*Task goal:*
Tally the lines in the records underneath that contain the string "icon", and state the figure by itself.

start Records supplied

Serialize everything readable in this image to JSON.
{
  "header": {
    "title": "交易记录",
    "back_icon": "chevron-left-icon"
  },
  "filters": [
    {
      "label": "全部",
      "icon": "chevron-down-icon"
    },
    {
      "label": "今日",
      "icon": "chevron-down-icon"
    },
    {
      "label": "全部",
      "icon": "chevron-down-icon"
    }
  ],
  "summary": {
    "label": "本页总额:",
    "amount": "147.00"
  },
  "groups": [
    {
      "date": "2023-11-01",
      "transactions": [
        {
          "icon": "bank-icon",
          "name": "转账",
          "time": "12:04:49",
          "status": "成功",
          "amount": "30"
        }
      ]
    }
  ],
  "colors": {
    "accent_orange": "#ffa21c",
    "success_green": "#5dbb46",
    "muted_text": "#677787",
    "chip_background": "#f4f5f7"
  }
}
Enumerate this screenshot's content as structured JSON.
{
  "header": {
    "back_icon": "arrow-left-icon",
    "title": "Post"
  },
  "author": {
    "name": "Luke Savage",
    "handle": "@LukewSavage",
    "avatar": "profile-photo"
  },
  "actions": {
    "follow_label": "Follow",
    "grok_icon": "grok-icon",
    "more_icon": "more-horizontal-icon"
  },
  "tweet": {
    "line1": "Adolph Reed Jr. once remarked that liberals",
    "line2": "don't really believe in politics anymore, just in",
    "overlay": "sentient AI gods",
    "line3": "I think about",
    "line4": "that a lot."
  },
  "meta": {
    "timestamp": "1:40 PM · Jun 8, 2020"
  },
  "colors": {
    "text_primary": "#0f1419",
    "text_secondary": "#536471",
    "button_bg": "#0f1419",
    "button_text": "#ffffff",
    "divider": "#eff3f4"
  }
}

end Records supplied

*Finished task:*
8